WHAT IS NEEDED:
Search the entries below. Return every line that has "Move" in it.

>> begin

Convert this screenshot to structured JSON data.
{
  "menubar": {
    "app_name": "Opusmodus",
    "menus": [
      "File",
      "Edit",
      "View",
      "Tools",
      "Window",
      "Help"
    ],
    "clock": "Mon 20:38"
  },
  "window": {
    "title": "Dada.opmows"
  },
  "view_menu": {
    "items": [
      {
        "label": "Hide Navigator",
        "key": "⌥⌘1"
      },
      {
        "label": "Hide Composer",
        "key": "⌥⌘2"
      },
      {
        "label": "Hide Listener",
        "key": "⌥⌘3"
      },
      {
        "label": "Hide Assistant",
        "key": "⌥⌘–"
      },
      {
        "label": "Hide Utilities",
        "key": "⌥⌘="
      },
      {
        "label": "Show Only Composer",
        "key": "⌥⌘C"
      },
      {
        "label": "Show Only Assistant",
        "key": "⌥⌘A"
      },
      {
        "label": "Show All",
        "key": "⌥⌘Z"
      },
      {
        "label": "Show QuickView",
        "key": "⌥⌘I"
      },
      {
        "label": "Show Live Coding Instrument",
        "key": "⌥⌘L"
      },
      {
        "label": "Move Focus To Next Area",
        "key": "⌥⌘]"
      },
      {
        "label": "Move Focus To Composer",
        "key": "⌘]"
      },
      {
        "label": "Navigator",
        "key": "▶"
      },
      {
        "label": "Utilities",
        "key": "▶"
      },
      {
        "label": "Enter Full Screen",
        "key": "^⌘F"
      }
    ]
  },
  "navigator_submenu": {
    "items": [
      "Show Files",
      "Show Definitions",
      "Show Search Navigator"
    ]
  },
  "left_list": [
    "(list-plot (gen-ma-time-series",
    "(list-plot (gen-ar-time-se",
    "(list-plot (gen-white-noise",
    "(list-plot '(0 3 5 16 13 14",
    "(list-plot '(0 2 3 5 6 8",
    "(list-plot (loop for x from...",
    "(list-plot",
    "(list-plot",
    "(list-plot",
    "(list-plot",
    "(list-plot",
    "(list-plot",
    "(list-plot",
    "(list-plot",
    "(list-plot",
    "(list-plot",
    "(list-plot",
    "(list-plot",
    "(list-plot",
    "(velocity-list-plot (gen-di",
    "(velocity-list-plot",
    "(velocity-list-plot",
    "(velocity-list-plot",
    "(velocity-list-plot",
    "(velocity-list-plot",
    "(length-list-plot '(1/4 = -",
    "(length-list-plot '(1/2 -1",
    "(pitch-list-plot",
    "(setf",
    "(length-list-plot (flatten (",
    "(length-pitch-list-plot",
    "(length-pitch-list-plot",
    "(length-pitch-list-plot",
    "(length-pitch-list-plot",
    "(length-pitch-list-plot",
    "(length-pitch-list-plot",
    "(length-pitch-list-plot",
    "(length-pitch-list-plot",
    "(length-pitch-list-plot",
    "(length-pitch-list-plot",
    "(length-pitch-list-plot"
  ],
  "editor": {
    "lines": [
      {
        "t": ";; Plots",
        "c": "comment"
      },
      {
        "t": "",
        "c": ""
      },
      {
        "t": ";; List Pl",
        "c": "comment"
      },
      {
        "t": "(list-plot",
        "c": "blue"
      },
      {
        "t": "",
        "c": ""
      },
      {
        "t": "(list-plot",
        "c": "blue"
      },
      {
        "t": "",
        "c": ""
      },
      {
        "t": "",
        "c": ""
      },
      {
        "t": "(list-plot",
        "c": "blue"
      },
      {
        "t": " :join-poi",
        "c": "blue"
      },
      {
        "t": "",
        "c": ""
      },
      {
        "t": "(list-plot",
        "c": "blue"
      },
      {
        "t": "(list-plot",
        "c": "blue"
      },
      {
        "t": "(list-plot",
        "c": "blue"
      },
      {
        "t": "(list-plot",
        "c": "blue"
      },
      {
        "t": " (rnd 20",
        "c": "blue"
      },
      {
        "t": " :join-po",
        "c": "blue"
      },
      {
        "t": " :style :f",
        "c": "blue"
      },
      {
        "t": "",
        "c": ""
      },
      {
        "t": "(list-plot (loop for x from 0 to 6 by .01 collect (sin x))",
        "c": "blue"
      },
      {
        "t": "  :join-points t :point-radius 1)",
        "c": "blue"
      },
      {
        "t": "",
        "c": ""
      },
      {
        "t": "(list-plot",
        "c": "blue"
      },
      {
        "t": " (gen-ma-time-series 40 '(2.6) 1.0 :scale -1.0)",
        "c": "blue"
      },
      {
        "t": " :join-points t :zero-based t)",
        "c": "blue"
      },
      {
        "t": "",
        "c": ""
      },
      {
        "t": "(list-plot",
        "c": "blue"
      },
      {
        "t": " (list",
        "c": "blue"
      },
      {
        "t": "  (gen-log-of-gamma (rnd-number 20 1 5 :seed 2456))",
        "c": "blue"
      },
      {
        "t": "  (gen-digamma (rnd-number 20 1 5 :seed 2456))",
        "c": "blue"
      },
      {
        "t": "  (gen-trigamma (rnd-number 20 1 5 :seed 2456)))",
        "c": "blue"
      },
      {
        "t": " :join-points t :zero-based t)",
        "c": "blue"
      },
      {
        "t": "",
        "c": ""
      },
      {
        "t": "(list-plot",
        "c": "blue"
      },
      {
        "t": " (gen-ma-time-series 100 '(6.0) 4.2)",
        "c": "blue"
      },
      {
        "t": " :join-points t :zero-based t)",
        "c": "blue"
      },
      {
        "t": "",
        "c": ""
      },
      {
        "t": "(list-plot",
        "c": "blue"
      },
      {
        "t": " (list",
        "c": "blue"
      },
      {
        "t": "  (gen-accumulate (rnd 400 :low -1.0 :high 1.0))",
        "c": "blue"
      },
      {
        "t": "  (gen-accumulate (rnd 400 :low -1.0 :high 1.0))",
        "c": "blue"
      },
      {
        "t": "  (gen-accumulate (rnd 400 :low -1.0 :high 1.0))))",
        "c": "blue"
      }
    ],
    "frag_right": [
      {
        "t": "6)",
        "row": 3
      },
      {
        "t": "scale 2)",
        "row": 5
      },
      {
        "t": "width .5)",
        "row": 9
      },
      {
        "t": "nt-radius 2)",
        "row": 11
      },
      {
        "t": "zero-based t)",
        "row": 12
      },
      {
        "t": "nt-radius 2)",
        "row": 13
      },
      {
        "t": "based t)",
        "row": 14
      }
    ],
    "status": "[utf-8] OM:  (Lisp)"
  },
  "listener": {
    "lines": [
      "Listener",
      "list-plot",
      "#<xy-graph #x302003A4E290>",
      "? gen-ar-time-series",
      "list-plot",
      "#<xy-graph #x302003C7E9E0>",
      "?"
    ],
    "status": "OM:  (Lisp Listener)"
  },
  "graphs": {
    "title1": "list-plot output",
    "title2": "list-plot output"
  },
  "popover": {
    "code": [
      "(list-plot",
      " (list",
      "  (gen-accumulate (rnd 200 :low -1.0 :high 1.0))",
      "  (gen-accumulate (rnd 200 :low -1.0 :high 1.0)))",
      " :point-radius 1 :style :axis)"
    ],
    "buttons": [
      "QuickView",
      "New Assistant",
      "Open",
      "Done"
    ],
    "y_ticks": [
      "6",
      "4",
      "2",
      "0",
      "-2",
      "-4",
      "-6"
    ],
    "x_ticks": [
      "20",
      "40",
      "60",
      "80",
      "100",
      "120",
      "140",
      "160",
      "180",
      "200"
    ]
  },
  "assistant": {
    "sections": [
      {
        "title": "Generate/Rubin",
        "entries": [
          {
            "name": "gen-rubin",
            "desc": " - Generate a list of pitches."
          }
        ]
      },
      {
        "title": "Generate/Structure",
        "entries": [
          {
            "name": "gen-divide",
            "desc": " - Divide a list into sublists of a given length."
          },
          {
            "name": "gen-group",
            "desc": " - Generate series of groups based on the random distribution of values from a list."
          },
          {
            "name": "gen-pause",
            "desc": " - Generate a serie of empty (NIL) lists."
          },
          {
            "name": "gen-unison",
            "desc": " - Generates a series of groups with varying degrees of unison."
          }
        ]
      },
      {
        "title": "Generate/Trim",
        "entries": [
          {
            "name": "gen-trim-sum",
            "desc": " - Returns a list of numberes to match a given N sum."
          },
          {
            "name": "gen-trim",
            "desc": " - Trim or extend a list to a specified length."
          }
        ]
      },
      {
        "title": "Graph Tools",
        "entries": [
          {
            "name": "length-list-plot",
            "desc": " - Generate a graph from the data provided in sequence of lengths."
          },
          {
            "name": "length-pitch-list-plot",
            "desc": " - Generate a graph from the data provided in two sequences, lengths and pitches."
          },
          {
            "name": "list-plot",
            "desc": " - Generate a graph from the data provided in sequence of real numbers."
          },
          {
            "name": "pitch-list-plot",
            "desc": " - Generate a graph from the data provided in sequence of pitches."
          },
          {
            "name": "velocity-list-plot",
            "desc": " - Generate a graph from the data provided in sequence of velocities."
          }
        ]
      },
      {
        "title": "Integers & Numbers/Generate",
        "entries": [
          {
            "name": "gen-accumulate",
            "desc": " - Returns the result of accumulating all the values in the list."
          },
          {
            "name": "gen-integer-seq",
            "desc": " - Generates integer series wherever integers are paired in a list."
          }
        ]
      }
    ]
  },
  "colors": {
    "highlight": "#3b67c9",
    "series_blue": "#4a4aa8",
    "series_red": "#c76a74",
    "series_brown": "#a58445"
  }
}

>> end

ANSWER TO THIS TASK:
        "label": "Move Focus To Next Area",
        "label": "Move Focus To Composer",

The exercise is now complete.